(To be done)
Can you output the records below exactly as they are written?

(Entries)

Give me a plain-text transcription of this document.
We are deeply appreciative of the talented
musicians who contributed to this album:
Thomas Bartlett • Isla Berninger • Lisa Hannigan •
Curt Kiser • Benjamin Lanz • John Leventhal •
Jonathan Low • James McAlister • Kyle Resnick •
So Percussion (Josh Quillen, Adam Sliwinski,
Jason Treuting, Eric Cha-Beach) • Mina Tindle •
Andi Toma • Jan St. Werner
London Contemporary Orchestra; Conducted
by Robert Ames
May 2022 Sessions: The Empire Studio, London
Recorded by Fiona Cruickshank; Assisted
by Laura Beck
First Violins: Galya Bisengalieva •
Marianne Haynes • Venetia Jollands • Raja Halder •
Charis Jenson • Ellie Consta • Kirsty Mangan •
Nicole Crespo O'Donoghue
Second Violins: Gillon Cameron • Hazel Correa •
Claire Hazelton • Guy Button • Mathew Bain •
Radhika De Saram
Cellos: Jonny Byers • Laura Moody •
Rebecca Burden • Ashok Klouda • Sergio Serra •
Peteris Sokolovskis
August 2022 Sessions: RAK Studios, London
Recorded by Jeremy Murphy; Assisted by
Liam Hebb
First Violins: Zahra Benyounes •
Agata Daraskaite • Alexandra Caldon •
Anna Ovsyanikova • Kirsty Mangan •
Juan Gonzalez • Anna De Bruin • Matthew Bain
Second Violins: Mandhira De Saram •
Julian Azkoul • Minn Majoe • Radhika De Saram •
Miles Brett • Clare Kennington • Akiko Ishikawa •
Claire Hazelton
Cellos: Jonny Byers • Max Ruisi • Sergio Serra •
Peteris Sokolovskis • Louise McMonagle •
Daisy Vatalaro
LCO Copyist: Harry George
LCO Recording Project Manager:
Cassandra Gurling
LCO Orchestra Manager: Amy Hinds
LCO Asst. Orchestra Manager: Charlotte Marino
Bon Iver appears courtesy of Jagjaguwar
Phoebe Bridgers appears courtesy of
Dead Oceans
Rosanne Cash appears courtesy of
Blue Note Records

(Response to the task)
Give me a plain-text transcription of this document.
We are deeply appreciative of the talented
musicians who contributed to this album:
Thomas Bartlett • Isla Berninger • Lisa Hannigan •
Curt Kiser • Benjamin Lanz • John Leventhal •
Jonathan Low • James McAlister • Kyle Resnick •
So Percussion (Josh Quillen, Adam Sliwinski,
Jason Treuting, Eric Cha-Beach) • Mina Tindle •
Andi Toma • Jan St. Werner
London Contemporary Orchestra; Conducted
by Robert Ames
May 2022 Sessions: The Empire Studio, London
Recorded by Fiona Cruickshank; Assisted
by Laura Beck
First Violins: Galya Bisengalieva •
Marianne Haynes • Venetia Jollands • Raja Halder •
Charis Jenson • Ellie Consta • Kirsty Mangan •
Nicole Crespo O'Donoghue
Second Violins: Gillon Cameron • Hazel Correa •
Claire Hazelton • Guy Button • Mathew Bain •
Radhika De Saram
Cellos: Jonny Byers • Laura Moody •
Rebecca Burden • Ashok Klouda • Sergio Serra •
Peteris Sokolovskis
August 2022 Sessions: RAK Studios, London
Recorded by Jeremy Murphy; Assisted by
Liam Hebb
First Violins: Zahra Benyounes •
Agata Daraskaite • Alexandra Caldon •
Anna Ovsyanikova • Kirsty Mangan •
Juan Gonzalez • Anna De Bruin • Matthew Bain
Second Violins: Mandhira De Saram •
Julian Azkoul • Minn Majoe • Radhika De Saram •
Miles Brett • Clare Kennington • Akiko Ishikawa •
Claire Hazelton
Cellos: Jonny Byers • Max Ruisi • Sergio Serra •
Peteris Sokolovskis • Louise McMonagle •
Daisy Vatalaro
LCO Copyist: Harry George
LCO Recording Project Manager:
Cassandra Gurling
LCO Orchestra Manager: Amy Hinds
LCO Asst. Orchestra Manager: Charlotte Marino
Bon Iver appears courtesy of Jagjaguwar
Phoebe Bridgers appears courtesy of
Dead Oceans
Rosanne Cash appears courtesy of
Blue Note Records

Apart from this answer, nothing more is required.